▶ [Problem requirements]: Report back each line of the records that contains the string "Market".

══ Supplied data ══

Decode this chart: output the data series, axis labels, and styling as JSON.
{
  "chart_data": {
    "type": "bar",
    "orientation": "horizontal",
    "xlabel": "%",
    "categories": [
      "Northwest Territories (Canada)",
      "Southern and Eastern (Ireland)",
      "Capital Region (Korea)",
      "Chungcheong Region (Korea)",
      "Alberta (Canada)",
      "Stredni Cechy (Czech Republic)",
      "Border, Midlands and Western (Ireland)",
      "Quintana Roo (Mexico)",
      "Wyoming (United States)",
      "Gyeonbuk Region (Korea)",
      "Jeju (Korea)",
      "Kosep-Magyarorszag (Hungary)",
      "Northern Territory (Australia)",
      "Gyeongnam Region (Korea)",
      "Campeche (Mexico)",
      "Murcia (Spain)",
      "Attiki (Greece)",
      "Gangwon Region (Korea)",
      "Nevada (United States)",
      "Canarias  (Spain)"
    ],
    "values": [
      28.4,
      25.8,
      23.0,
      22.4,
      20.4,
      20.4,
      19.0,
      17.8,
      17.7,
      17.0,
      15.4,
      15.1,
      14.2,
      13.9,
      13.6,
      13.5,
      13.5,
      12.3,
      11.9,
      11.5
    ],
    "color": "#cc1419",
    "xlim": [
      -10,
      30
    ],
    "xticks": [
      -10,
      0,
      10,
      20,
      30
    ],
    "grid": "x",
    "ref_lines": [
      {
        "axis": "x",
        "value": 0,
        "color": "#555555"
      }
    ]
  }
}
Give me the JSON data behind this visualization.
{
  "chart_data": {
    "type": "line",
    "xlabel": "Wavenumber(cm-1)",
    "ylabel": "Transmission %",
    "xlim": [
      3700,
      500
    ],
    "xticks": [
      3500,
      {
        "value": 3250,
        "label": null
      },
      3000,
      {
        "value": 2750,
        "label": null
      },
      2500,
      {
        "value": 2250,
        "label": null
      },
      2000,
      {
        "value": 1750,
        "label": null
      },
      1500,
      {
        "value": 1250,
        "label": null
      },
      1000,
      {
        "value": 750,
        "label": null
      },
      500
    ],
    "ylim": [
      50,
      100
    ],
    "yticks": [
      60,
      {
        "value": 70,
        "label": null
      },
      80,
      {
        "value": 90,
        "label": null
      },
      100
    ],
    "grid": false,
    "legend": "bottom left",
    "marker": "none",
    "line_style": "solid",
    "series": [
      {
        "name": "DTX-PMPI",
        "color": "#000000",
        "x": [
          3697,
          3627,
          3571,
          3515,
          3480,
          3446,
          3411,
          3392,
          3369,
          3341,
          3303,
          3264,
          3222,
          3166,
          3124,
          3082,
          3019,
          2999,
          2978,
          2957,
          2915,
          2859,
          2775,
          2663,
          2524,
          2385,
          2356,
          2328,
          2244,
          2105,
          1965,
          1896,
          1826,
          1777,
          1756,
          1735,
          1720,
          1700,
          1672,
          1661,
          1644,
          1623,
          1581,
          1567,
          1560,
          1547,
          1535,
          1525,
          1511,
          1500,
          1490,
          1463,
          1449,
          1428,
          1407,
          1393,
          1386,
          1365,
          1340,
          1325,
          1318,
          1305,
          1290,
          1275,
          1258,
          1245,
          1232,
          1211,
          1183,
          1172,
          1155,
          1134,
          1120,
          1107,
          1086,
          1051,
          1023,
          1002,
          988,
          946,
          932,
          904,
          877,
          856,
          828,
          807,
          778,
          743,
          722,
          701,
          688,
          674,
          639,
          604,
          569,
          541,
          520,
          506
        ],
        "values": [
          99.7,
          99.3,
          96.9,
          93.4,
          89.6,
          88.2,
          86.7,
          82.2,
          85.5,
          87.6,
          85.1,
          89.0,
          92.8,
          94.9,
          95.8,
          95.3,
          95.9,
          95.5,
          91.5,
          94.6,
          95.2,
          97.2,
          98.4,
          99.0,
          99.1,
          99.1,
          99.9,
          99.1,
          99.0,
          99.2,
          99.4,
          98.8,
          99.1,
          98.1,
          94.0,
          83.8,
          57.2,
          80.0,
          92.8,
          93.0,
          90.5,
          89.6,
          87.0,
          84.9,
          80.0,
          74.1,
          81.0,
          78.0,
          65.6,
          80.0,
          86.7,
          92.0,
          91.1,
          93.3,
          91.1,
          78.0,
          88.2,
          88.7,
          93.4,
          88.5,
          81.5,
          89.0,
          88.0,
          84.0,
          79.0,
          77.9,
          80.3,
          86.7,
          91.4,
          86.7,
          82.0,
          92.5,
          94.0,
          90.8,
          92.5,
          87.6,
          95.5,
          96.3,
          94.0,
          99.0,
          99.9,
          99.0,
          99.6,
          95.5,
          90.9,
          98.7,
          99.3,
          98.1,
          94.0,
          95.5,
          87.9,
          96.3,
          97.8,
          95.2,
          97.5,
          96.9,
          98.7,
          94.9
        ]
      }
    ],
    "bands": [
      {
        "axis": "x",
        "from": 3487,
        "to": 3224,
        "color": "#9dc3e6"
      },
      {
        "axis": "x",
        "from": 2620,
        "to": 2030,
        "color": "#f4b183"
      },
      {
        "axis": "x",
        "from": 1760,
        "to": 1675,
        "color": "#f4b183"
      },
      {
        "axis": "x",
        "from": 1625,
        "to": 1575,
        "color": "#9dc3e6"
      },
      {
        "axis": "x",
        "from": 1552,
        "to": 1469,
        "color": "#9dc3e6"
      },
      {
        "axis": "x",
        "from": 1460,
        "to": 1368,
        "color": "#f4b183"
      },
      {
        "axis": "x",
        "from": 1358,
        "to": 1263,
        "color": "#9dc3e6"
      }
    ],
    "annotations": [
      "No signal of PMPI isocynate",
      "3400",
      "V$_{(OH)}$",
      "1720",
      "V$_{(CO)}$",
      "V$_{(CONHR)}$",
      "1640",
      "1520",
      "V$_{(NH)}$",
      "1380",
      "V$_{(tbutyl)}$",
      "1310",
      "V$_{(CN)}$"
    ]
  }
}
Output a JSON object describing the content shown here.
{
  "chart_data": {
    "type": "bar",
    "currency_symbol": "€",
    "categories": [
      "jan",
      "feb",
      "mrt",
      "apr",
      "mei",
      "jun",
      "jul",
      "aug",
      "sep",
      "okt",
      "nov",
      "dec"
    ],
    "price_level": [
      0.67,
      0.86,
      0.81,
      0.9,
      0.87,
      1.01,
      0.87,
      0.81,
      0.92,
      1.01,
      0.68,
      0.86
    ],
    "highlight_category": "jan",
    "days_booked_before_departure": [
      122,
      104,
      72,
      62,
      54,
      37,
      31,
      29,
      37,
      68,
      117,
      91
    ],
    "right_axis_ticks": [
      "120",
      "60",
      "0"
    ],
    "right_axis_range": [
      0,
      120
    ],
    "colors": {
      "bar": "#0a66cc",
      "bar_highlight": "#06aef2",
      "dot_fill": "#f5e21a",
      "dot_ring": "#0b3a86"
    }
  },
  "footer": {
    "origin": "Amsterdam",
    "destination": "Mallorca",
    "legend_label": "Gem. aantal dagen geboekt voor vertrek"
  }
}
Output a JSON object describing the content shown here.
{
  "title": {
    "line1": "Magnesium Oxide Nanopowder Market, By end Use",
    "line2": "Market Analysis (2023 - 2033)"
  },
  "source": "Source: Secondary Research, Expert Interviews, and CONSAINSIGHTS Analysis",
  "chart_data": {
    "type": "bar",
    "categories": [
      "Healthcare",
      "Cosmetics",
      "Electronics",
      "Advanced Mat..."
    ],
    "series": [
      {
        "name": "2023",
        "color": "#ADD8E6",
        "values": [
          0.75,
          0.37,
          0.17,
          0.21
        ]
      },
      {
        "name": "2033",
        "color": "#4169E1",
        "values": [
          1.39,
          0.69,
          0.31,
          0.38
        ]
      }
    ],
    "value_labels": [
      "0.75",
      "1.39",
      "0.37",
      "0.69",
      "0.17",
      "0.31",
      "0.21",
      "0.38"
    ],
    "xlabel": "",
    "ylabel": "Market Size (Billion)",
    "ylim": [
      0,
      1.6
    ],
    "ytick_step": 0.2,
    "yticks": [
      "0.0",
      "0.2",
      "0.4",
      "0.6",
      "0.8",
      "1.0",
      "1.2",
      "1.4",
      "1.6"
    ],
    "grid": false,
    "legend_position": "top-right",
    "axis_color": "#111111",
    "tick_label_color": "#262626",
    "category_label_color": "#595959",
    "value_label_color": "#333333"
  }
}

═══

▶ [Answer]:
    "line1": "Magnesium Oxide Nanopowder Market, By end Use",
    "line2": "Market Analysis (2023 - 2033)"
    "ylabel": "Market Size (Billion)",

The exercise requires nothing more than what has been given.